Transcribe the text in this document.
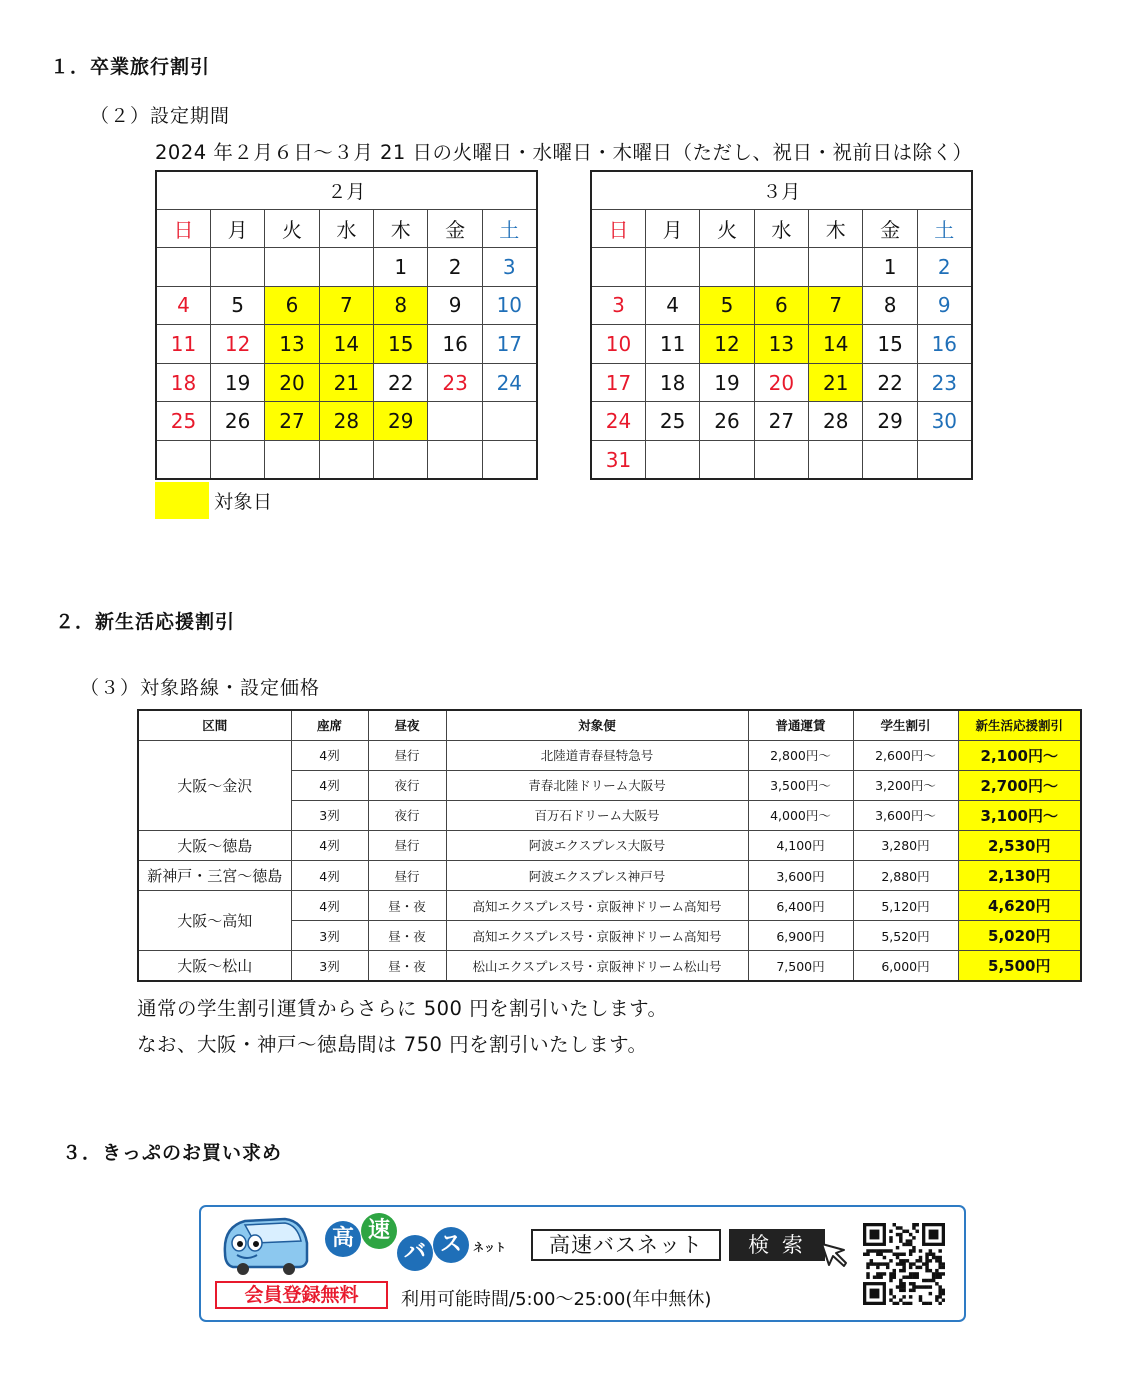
１．卒業旅行割引
（２）設定期間
2024 年２月６日～３月 21 日の火曜日・水曜日・木曜日（ただし、祝日・祝前日は除く）
２月						
日	月	火	水	木	金	土
				1	2	3
4	5	6	7	8	9	10
11	12	13	14	15	16	17
18	19	20	21	22	23	24
25	26	27	28	29		

３月						
日	月	火	水	木	金	土
					1	2
3	4	5	6	7	8	9
10	11	12	13	14	15	16
17	18	19	20	21	22	23
24	25	26	27	28	29	30
31						
対象日
２．新生活応援割引
（３）対象路線・設定価格
区間	座席	昼夜	対象便	普通運賃	学生割引	新生活応援割引
大阪～金沢	4列	昼行	北陸道青春昼特急号	2,800円～	2,600円～	2,100円～
	4列	夜行	青春北陸ドリーム大阪号	3,500円～	3,200円～	2,700円～
	3列	夜行	百万石ドリーム大阪号	4,000円～	3,600円～	3,100円～
大阪～徳島	4列	昼行	阿波エクスプレス大阪号	4,100円	3,280円	2,530円
新神戸・三宮～徳島	4列	昼行	阿波エクスプレス神戸号	3,600円	2,880円	2,130円
大阪～高知	4列	昼・夜	高知エクスプレス号・京阪神ドリーム高知号	6,400円	5,120円	4,620円
	3列	昼・夜	高知エクスプレス号・京阪神ドリーム高知号	6,900円	5,520円	5,020円
大阪～松山	3列	昼・夜	松山エクスプレス号・京阪神ドリーム松山号	7,500円	6,000円	5,500円
通常の学生割引運賃からさらに 500 円を割引いたします。
なお、大阪・神戸～徳島間は 750 円を割引いたします。
３．きっぷのお買い求め
高 速
バ ス	ネット	高速バスネット	検 索
会員登録無料	利用可能時間/5:00～25:00(年中無休)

**What the exercise asks:** The records shown above are to be repeated exactly, with the pictures left out.

**Solution:**
Transcribe the text in this document.
１．卒業旅行割引
（２）設定期間
2024 年２月６日～３月 21 日の火曜日・水曜日・木曜日（ただし、祝日・祝前日は除く）
２月						
日	月	火	水	木	金	土
				1	2	3
4	5	6	7	8	9	10
11	12	13	14	15	16	17
18	19	20	21	22	23	24
25	26	27	28	29		

３月						
日	月	火	水	木	金	土
					1	2
3	4	5	6	7	8	9
10	11	12	13	14	15	16
17	18	19	20	21	22	23
24	25	26	27	28	29	30
31						
対象日
２．新生活応援割引
（３）対象路線・設定価格
区間	座席	昼夜	対象便	普通運賃	学生割引	新生活応援割引
大阪～金沢	4列	昼行	北陸道青春昼特急号	2,800円～	2,600円～	2,100円～
	4列	夜行	青春北陸ドリーム大阪号	3,500円～	3,200円～	2,700円～
	3列	夜行	百万石ドリーム大阪号	4,000円～	3,600円～	3,100円～
大阪～徳島	4列	昼行	阿波エクスプレス大阪号	4,100円	3,280円	2,530円
新神戸・三宮～徳島	4列	昼行	阿波エクスプレス神戸号	3,600円	2,880円	2,130円
大阪～高知	4列	昼・夜	高知エクスプレス号・京阪神ドリーム高知号	6,400円	5,120円	4,620円
	3列	昼・夜	高知エクスプレス号・京阪神ドリーム高知号	6,900円	5,520円	5,020円
大阪～松山	3列	昼・夜	松山エクスプレス号・京阪神ドリーム松山号	7,500円	6,000円	5,500円
通常の学生割引運賃からさらに 500 円を割引いたします。
なお、大阪・神戸～徳島間は 750 円を割引いたします。
３．きっぷのお買い求め
高 速
バ ス	ネット	高速バスネット	検 索
会員登録無料	利用可能時間/5:00～25:00(年中無休)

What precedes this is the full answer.